> _The exercise_
Could you print all the entries exactly?

> _Records for the exercise_
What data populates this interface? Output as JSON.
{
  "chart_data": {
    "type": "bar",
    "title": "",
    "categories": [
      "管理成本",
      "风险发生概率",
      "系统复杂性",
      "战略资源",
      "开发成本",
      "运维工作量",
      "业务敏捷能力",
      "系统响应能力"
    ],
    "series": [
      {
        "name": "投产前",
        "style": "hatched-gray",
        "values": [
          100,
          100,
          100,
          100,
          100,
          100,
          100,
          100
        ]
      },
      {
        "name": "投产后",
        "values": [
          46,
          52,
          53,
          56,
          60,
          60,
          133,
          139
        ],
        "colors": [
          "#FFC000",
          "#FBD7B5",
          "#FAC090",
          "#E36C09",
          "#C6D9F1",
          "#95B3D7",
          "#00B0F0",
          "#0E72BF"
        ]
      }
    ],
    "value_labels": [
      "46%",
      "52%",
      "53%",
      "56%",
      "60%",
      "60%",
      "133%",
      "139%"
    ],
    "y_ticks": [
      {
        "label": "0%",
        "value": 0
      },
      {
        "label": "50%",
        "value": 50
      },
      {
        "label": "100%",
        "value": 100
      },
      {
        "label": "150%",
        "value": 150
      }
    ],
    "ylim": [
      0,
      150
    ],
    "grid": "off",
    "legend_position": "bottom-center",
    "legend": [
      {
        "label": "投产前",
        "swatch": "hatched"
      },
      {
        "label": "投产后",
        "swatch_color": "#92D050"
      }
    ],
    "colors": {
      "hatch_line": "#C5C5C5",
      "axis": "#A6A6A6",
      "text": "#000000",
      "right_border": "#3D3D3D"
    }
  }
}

> _The result_
What data populates this interface? Output as JSON.
{
  "chart_data": {
    "type": "bar",
    "title": "",
    "categories": [
      "管理成本",
      "风险发生概率",
      "系统复杂性",
      "战略资源",
      "开发成本",
      "运维工作量",
      "业务敏捷能力",
      "系统响应能力"
    ],
    "series": [
      {
        "name": "投产前",
        "style": "hatched-gray",
        "values": [
          100,
          100,
          100,
          100,
          100,
          100,
          100,
          100
        ]
      },
      {
        "name": "投产后",
        "values": [
          46,
          52,
          53,
          56,
          60,
          60,
          133,
          139
        ],
        "colors": [
          "#FFC000",
          "#FBD7B5",
          "#FAC090",
          "#E36C09",
          "#C6D9F1",
          "#95B3D7",
          "#00B0F0",
          "#0E72BF"
        ]
      }
    ],
    "value_labels": [
      "46%",
      "52%",
      "53%",
      "56%",
      "60%",
      "60%",
      "133%",
      "139%"
    ],
    "y_ticks": [
      {
        "label": "0%",
        "value": 0
      },
      {
        "label": "50%",
        "value": 50
      },
      {
        "label": "100%",
        "value": 100
      },
      {
        "label": "150%",
        "value": 150
      }
    ],
    "ylim": [
      0,
      150
    ],
    "grid": "off",
    "legend_position": "bottom-center",
    "legend": [
      {
        "label": "投产前",
        "swatch": "hatched"
      },
      {
        "label": "投产后",
        "swatch_color": "#92D050"
      }
    ],
    "colors": {
      "hatch_line": "#C5C5C5",
      "axis": "#A6A6A6",
      "text": "#000000",
      "right_border": "#3D3D3D"
    }
  }
}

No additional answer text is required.